= CHALLENGE =
Transcribe the records below exactly, leaving out any pictures.

= RECORDS SUPPLIED =

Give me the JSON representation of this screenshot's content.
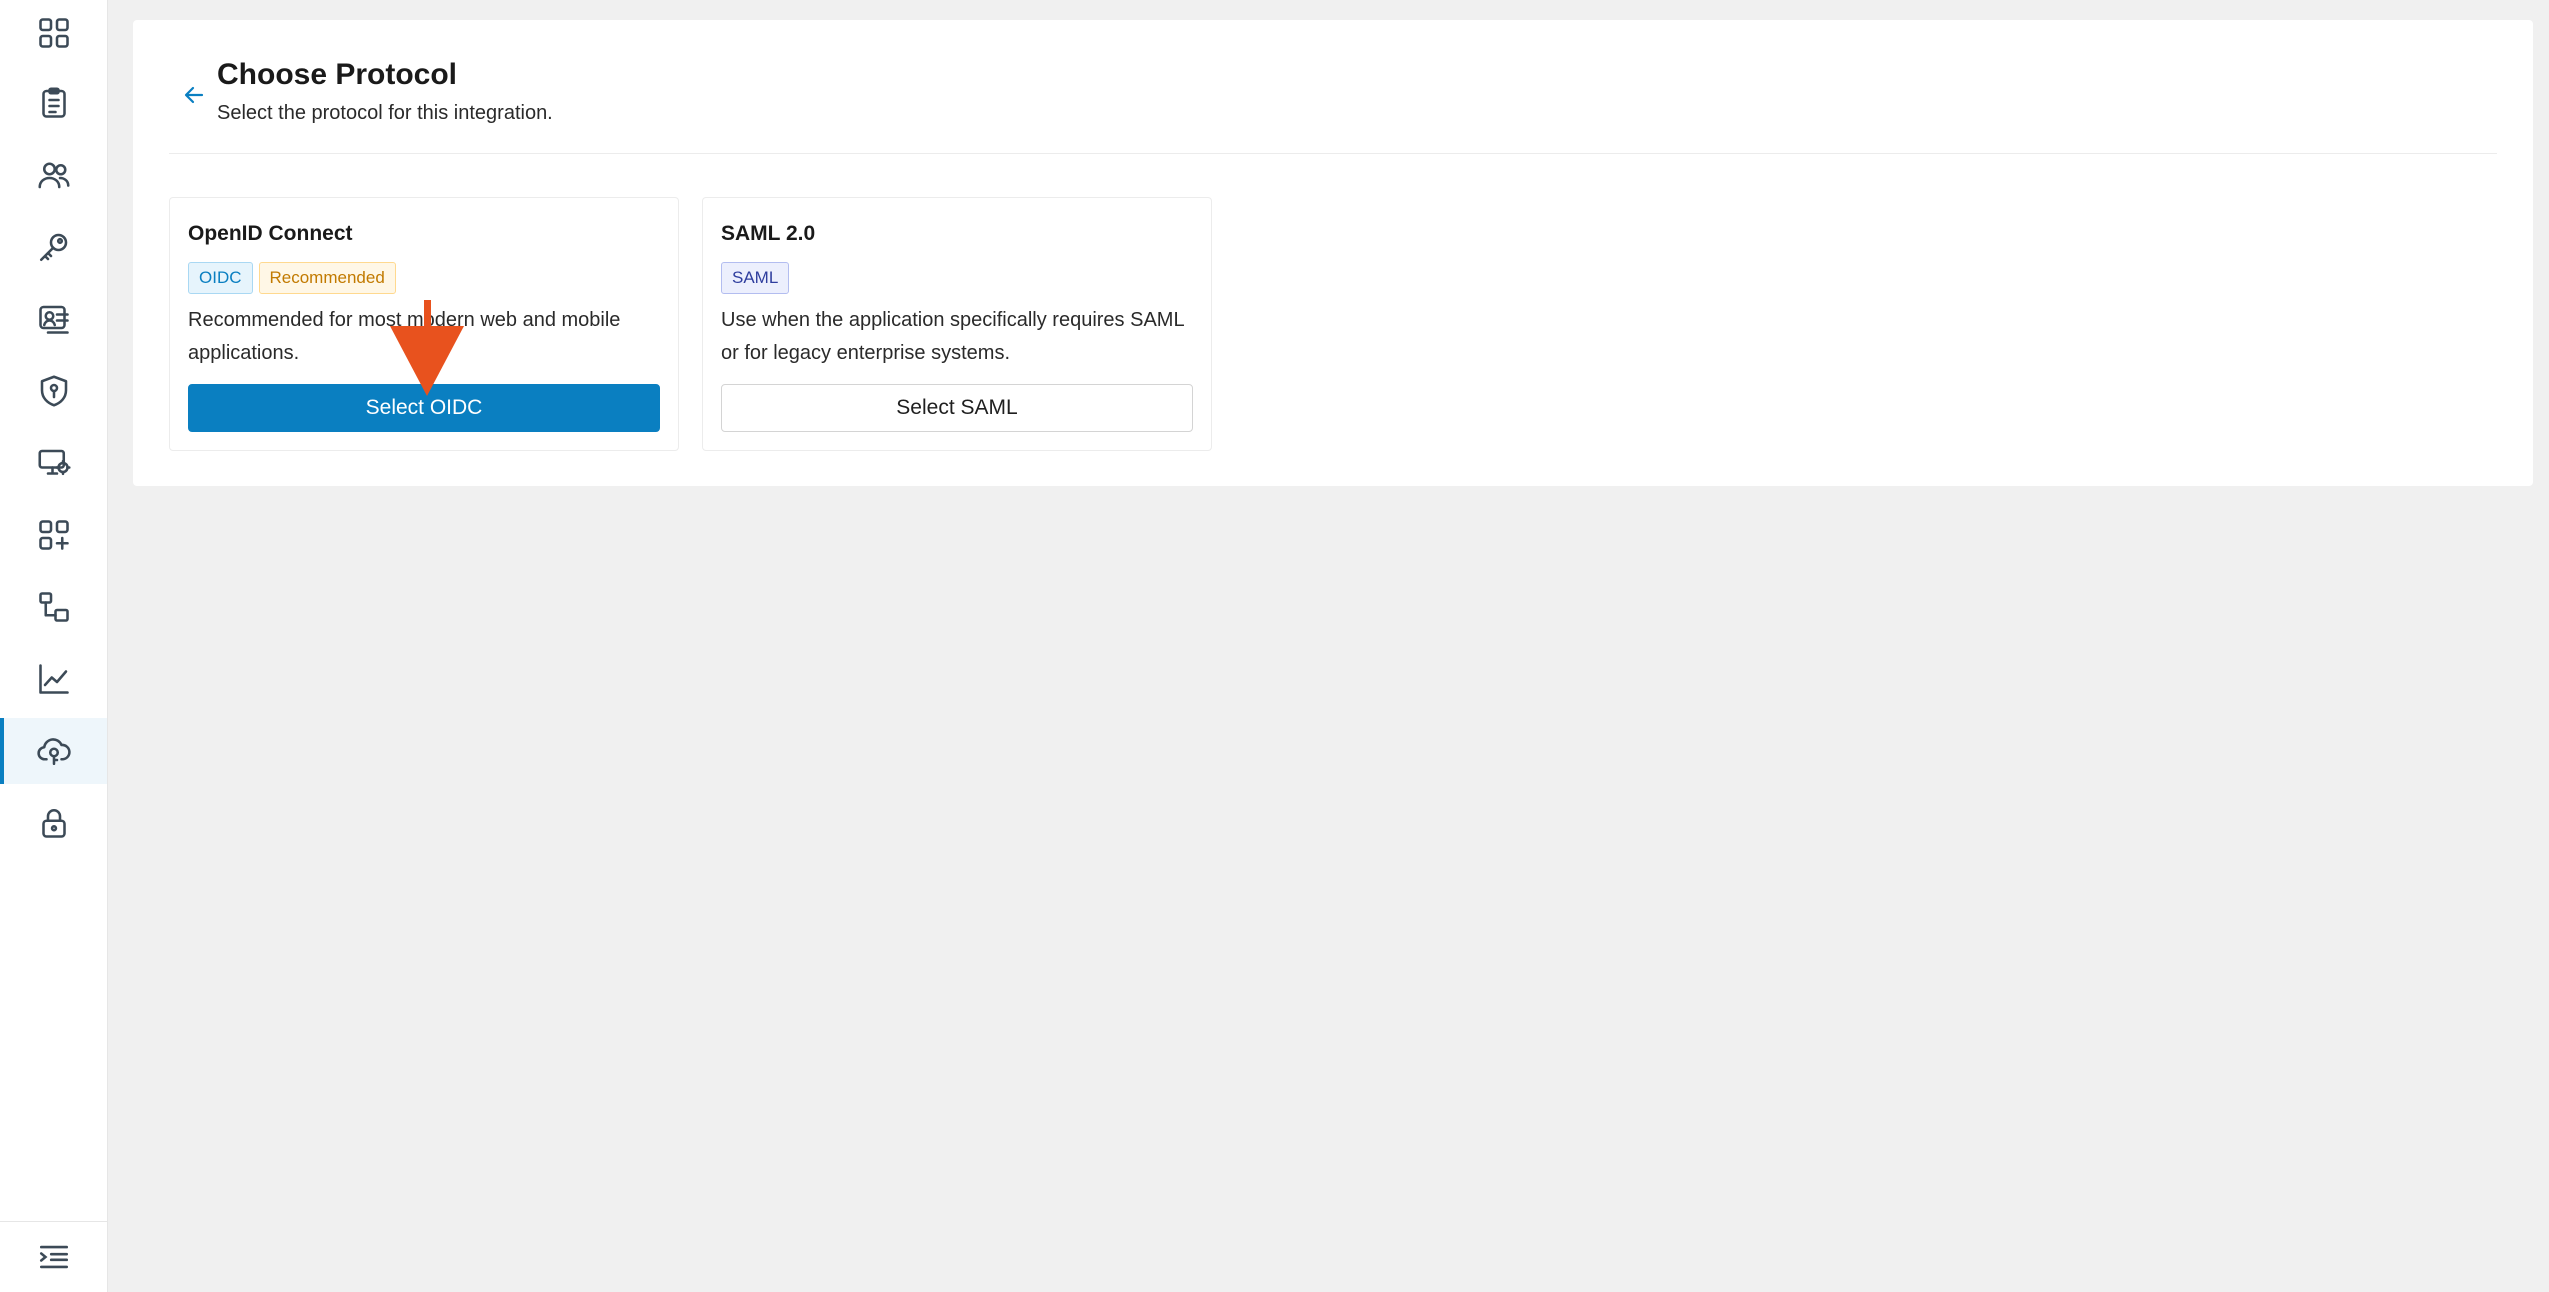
{
  "sidebar": {
    "items": [
      {
        "icon": "dashboard-grid-icon",
        "active": false
      },
      {
        "icon": "clipboard-list-icon",
        "active": false
      },
      {
        "icon": "users-icon",
        "active": false
      },
      {
        "icon": "key-icon",
        "active": false
      },
      {
        "icon": "user-card-icon",
        "active": false
      },
      {
        "icon": "shield-key-icon",
        "active": false
      },
      {
        "icon": "monitor-gear-icon",
        "active": false
      },
      {
        "icon": "add-apps-icon",
        "active": false
      },
      {
        "icon": "workflow-icon",
        "active": false
      },
      {
        "icon": "line-chart-icon",
        "active": false
      },
      {
        "icon": "cloud-key-icon",
        "active": true
      },
      {
        "icon": "lock-icon",
        "active": false
      }
    ],
    "footer_icon": "collapse-menu-icon"
  },
  "header": {
    "title": "Choose Protocol",
    "subtitle": "Select the protocol for this integration."
  },
  "cards": [
    {
      "title": "OpenID Connect",
      "tags": [
        "OIDC",
        "Recommended"
      ],
      "description": "Recommended for most modern web and mobile applications.",
      "button_label": "Select OIDC"
    },
    {
      "title": "SAML 2.0",
      "tags": [
        "SAML"
      ],
      "description": "Use when the application specifically requires SAML or for legacy enterprise systems.",
      "button_label": "Select SAML"
    }
  ],
  "colors": {
    "accent": "#0a7fc1",
    "annotation": "#e8521e",
    "recommended": "#c27a00",
    "saml": "#2f3e9e"
  }
}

= EXERCISE SOLUTION =
Give me the JSON representation of this screenshot's content.
{
  "sidebar": {
    "items": [
      {
        "icon": "dashboard-grid-icon",
        "active": false
      },
      {
        "icon": "clipboard-list-icon",
        "active": false
      },
      {
        "icon": "users-icon",
        "active": false
      },
      {
        "icon": "key-icon",
        "active": false
      },
      {
        "icon": "user-card-icon",
        "active": false
      },
      {
        "icon": "shield-key-icon",
        "active": false
      },
      {
        "icon": "monitor-gear-icon",
        "active": false
      },
      {
        "icon": "add-apps-icon",
        "active": false
      },
      {
        "icon": "workflow-icon",
        "active": false
      },
      {
        "icon": "line-chart-icon",
        "active": false
      },
      {
        "icon": "cloud-key-icon",
        "active": true
      },
      {
        "icon": "lock-icon",
        "active": false
      }
    ],
    "footer_icon": "collapse-menu-icon"
  },
  "header": {
    "title": "Choose Protocol",
    "subtitle": "Select the protocol for this integration."
  },
  "cards": [
    {
      "title": "OpenID Connect",
      "tags": [
        "OIDC",
        "Recommended"
      ],
      "description": "Recommended for most modern web and mobile applications.",
      "button_label": "Select OIDC"
    },
    {
      "title": "SAML 2.0",
      "tags": [
        "SAML"
      ],
      "description": "Use when the application specifically requires SAML or for legacy enterprise systems.",
      "button_label": "Select SAML"
    }
  ],
  "colors": {
    "accent": "#0a7fc1",
    "annotation": "#e8521e",
    "recommended": "#c27a00",
    "saml": "#2f3e9e"
  }
}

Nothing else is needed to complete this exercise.